WORK TO DO = Pictures do not belong in the copy; transcribe everything else in the records exactly.

PROVIDED INFORMATION =
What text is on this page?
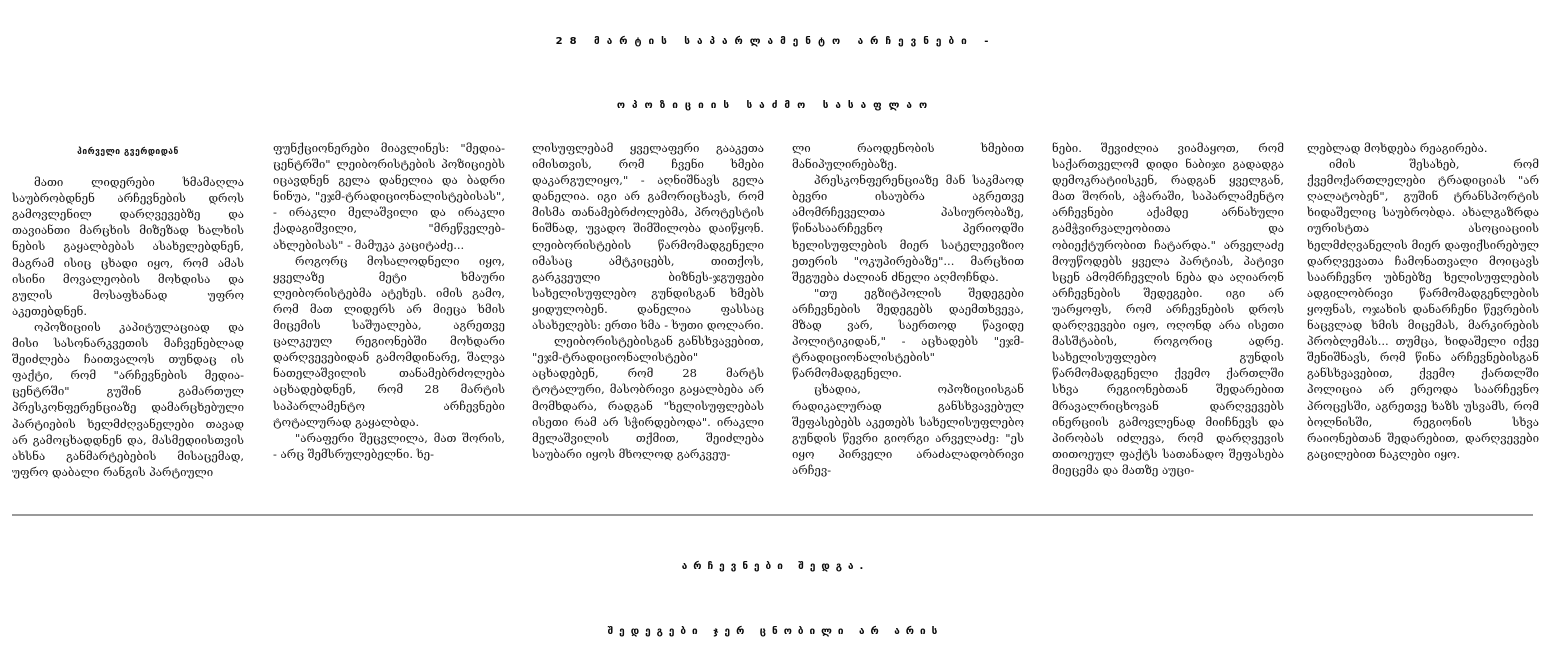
28 მარტის საპარლამენტო არჩევნები -
ოპოზიციის საძმო სასაფლაო
პირველი გვერდიდან

მათი ლიდერები ხმამაღლა საუბრობდნენ არჩევნების დროს გამოვლენილ დარღვევებზე და თავიანთი მარცხის მიზეზად ხალხის ნების გაყალბებას ასახელებდნენ, მაგრამ ისიც ცხადი იყო, რომ ამას ისინი მოვალეობის მოხდისა და გულის მოსაფხანად უფრო აკეთებდნენ.

ოპოზიციის კაპიტულაციად და მისი სასონარკვეთის მაჩვენებლად შეიძლება ჩაითვალოს თუნდაც ის ფაქტი, რომ "არჩევნების მედია-ცენტრში" გუშინ გამართულ პრესკონფერენციაზე დამარცხებული პარტიების ხელმძღვანელები თავად არ გამოცხადდნენ და, მასმედიისთვის ახსნა განმარტებების მისაცემად, უფრო დაბალი რანგის პარტიული

ფუნქციონერები მიავლინეს: "მედია-ცენტრში" ლეიბორისტების პოზიციებს იცავდნენ გელა დანელია და ბადრი ნინუა, "ეჯმ-ტრადიციონალისტებისას", - ირაკლი მელაშვილი და ირაკლი ქადაგიშვილი, "მრეწველებ-ახლებისას" - მამუკა კაციტაძე...

როგორც მოსალოდნელი იყო, ყველაზე მეტი ხმაური ლეიბორისტებმა ატეხეს. იმის გამო, რომ მათ ლიდერს არ მიეცა ხმის მიცემის საშუალება, აგრეთვე ცალკეულ რეგიონებში მოხდარი დარღვევებიდან გამომდინარე, შალვა ნათელაშვილის თანამებრძოლება აცხადებდნენ, რომ 28 მარტის საპარლამენტო არჩევნები ტოტალურად გაყალბდა.

"არაფერი შეცვლილა, მათ შორის, - არც შემსრულებელნი. ხე-

ლისუფლებამ ყველაფერი გააკეთა იმისთვის, რომ ჩვენი ხმები დაკარგულიყო," - აღნიშნავს გელა დანელია. იგი არ გამორიცხავს, რომ მისმა თანამებრძოლებმა, პროტესტის ნიშნად, უვადო შიმშილობა დაიწყონ. ლეიბორისტების წარმომადგენელი იმასაც ამტკიცებს, თითქოს, გარკვეული ბიზნეს-ჯგუფები სახელისუფლებო გუნდისგან ხმებს ყიდულობენ. დანელია ფასსაც ასახელებს: ერთი ხმა - ხუთი დოლარი.

ლეიბორისტებისგან განსხვავებით, "ეჯმ-ტრადიციონალისტები" აცხადებენ, რომ 28 მარტს ტოტალური, მასობრივი გაყალბება არ მომხდარა, რადგან "ხელისუფლებას ისეთი რამ არ სჭირდებოდა". ირაკლი მელაშვილის თქმით, შეიძლება საუბარი იყოს მხოლოდ გარკვეუ-

ლი რაოდენობის ხმებით მანიპულირებაზე.

პრესკონფერენციაზე მან საკმაოდ ბევრი ისაუბრა აგრეთვე ამომრჩეველთა პასიურობაზე, წინასაარჩევნო პერიოდში ხელისუფლების მიერ სატელევიზიო ეთერის "ოკუპირებაზე"... მარცხით შეგუება ძალიან ძნელი აღმოჩნდა.

"თუ ეგზიტპოლის შედეგები არჩევნების შედეგებს დაემთხვევა, მზად ვარ, საერთოდ წავიდე პოლიტიკიდან," - აცხადებს "ეჯმ-ტრადიციონალისტების" წარმომადგენელი.

ცხადია, ოპოზიციისგან რადიკალურად განსხვავებულ შეფასებებს აკეთებს სახელისუფლებო გუნდის წევრი გიორგი არველაძე: "ეს იყო პირველი არაძალადობრივი არჩევ-

ნები. შევიძლია ვიამაყოთ, რომ საქართველომ დიდი ნაბიჯი გადადგა დემოკრატიისკენ, რადგან ყველგან, მათ შორის, აჭარაში, საპარლამენტო არჩევნები აქამდე არნახული გამჭვირვალეობითა და ობიექტურობით ჩატარდა." არველაძე მოუწოდებს ყველა პარტიას, პატივი სცენ ამომრჩევლის ნება და აღიარონ არჩევნების შედეგები. იგი არ უარყოფს, რომ არჩევნების დროს დარღვევები იყო, ოღონდ არა ისეთი მასშტაბის, როგორიც ადრე. სახელისუფლებო გუნდის წარმომადგენელი ქვემო ქართლში სხვა რეგიონებთან შედარებით მრავალრიცხოვან დარღვევებს ინერციის გამოვლენად მიიჩნევს და პირობას იძლევა, რომ დარღვევის თითოეულ ფაქტს სათანადო შეფასება მიეცემა და მათზე აუცი-

ლებლად მოხდება რეაგირება.

იმის შესახებ, რომ ქვემოქართლელები ტრადიციას "არ ღალატობენ", გუშინ ტრანსპორტის ხიდაშელიც საუბრობდა. ახალგაზრდა იურისტთა ასოციაციის ხელმძღვანელის მიერ დაფიქსირებულ დარღვევათა ჩამონათვალი მოიცავს საარჩევნო უბნებზე ხელისუფლების ადგილობრივი წარმომადგენლების ყოფნას, ოჯახის დანარჩენი წევრების ნაცვლად ხმის მიცემას, მარკირების პრობლემას... თუმცა, ხიდაშელი იქვე შენიშნავს, რომ წინა არჩევნებისგან განსხვავებით, ქვემო ქართლში პოლიცია არ ერეოდა საარჩევნო პროცესში, აგრეთვე ხაზს უსვამს, რომ ბოლნისში, რეგიონის სხვა რაიონებთან შედარებით, დარღვევები გაცილებით ნაკლები იყო.

არჩევნები შედგა.
შედეგები ჯერ ცნობილი არ არის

PROBLEM SOLUTION =
What text is on this page?
28 მარტის საპარლამენტო არჩევნები -
ოპოზიციის საძმო სასაფლაო
პირველი გვერდიდან

მათი ლიდერები ხმამაღლა საუბრობდნენ არჩევნების დროს გამოვლენილ დარღვევებზე და თავიანთი მარცხის მიზეზად ხალხის ნების გაყალბებას ასახელებდნენ, მაგრამ ისიც ცხადი იყო, რომ ამას ისინი მოვალეობის მოხდისა და გულის მოსაფხანად უფრო აკეთებდნენ.

ოპოზიციის კაპიტულაციად და მისი სასონარკვეთის მაჩვენებლად შეიძლება ჩაითვალოს თუნდაც ის ფაქტი, რომ "არჩევნების მედია-ცენტრში" გუშინ გამართულ პრესკონფერენციაზე დამარცხებული პარტიების ხელმძღვანელები თავად არ გამოცხადდნენ და, მასმედიისთვის ახსნა განმარტებების მისაცემად, უფრო დაბალი რანგის პარტიული

ფუნქციონერები მიავლინეს: "მედია-ცენტრში" ლეიბორისტების პოზიციებს იცავდნენ გელა დანელია და ბადრი ნინუა, "ეჯმ-ტრადიციონალისტებისას", - ირაკლი მელაშვილი და ირაკლი ქადაგიშვილი, "მრეწველებ-ახლებისას" - მამუკა კაციტაძე...

როგორც მოსალოდნელი იყო, ყველაზე მეტი ხმაური ლეიბორისტებმა ატეხეს. იმის გამო, რომ მათ ლიდერს არ მიეცა ხმის მიცემის საშუალება, აგრეთვე ცალკეულ რეგიონებში მოხდარი დარღვევებიდან გამომდინარე, შალვა ნათელაშვილის თანამებრძოლება აცხადებდნენ, რომ 28 მარტის საპარლამენტო არჩევნები ტოტალურად გაყალბდა.

"არაფერი შეცვლილა, მათ შორის, - არც შემსრულებელნი. ხე-

ლისუფლებამ ყველაფერი გააკეთა იმისთვის, რომ ჩვენი ხმები დაკარგულიყო," - აღნიშნავს გელა დანელია. იგი არ გამორიცხავს, რომ მისმა თანამებრძოლებმა, პროტესტის ნიშნად, უვადო შიმშილობა დაიწყონ. ლეიბორისტების წარმომადგენელი იმასაც ამტკიცებს, თითქოს, გარკვეული ბიზნეს-ჯგუფები სახელისუფლებო გუნდისგან ხმებს ყიდულობენ. დანელია ფასსაც ასახელებს: ერთი ხმა - ხუთი დოლარი.

ლეიბორისტებისგან განსხვავებით, "ეჯმ-ტრადიციონალისტები" აცხადებენ, რომ 28 მარტს ტოტალური, მასობრივი გაყალბება არ მომხდარა, რადგან "ხელისუფლებას ისეთი რამ არ სჭირდებოდა". ირაკლი მელაშვილის თქმით, შეიძლება საუბარი იყოს მხოლოდ გარკვეუ-

ლი რაოდენობის ხმებით მანიპულირებაზე.

პრესკონფერენციაზე მან საკმაოდ ბევრი ისაუბრა აგრეთვე ამომრჩეველთა პასიურობაზე, წინასაარჩევნო პერიოდში ხელისუფლების მიერ სატელევიზიო ეთერის "ოკუპირებაზე"... მარცხით შეგუება ძალიან ძნელი აღმოჩნდა.

"თუ ეგზიტპოლის შედეგები არჩევნების შედეგებს დაემთხვევა, მზად ვარ, საერთოდ წავიდე პოლიტიკიდან," - აცხადებს "ეჯმ-ტრადიციონალისტების" წარმომადგენელი.

ცხადია, ოპოზიციისგან რადიკალურად განსხვავებულ შეფასებებს აკეთებს სახელისუფლებო გუნდის წევრი გიორგი არველაძე: "ეს იყო პირველი არაძალადობრივი არჩევ-

ნები. შევიძლია ვიამაყოთ, რომ საქართველომ დიდი ნაბიჯი გადადგა დემოკრატიისკენ, რადგან ყველგან, მათ შორის, აჭარაში, საპარლამენტო არჩევნები აქამდე არნახული გამჭვირვალეობითა და ობიექტურობით ჩატარდა." არველაძე მოუწოდებს ყველა პარტიას, პატივი სცენ ამომრჩევლის ნება და აღიარონ არჩევნების შედეგები. იგი არ უარყოფს, რომ არჩევნების დროს დარღვევები იყო, ოღონდ არა ისეთი მასშტაბის, როგორიც ადრე. სახელისუფლებო გუნდის წარმომადგენელი ქვემო ქართლში სხვა რეგიონებთან შედარებით მრავალრიცხოვან დარღვევებს ინერციის გამოვლენად მიიჩნევს და პირობას იძლევა, რომ დარღვევის თითოეულ ფაქტს სათანადო შეფასება მიეცემა და მათზე აუცი-

ლებლად მოხდება რეაგირება.

იმის შესახებ, რომ ქვემოქართლელები ტრადიციას "არ ღალატობენ", გუშინ ტრანსპორტის ხიდაშელიც საუბრობდა. ახალგაზრდა იურისტთა ასოციაციის ხელმძღვანელის მიერ დაფიქსირებულ დარღვევათა ჩამონათვალი მოიცავს საარჩევნო უბნებზე ხელისუფლების ადგილობრივი წარმომადგენლების ყოფნას, ოჯახის დანარჩენი წევრების ნაცვლად ხმის მიცემას, მარკირების პრობლემას... თუმცა, ხიდაშელი იქვე შენიშნავს, რომ წინა არჩევნებისგან განსხვავებით, ქვემო ქართლში პოლიცია არ ერეოდა საარჩევნო პროცესში, აგრეთვე ხაზს უსვამს, რომ ბოლნისში, რეგიონის სხვა რაიონებთან შედარებით, დარღვევები გაცილებით ნაკლები იყო.

არჩევნები შედგა.
შედეგები ჯერ ცნობილი არ არის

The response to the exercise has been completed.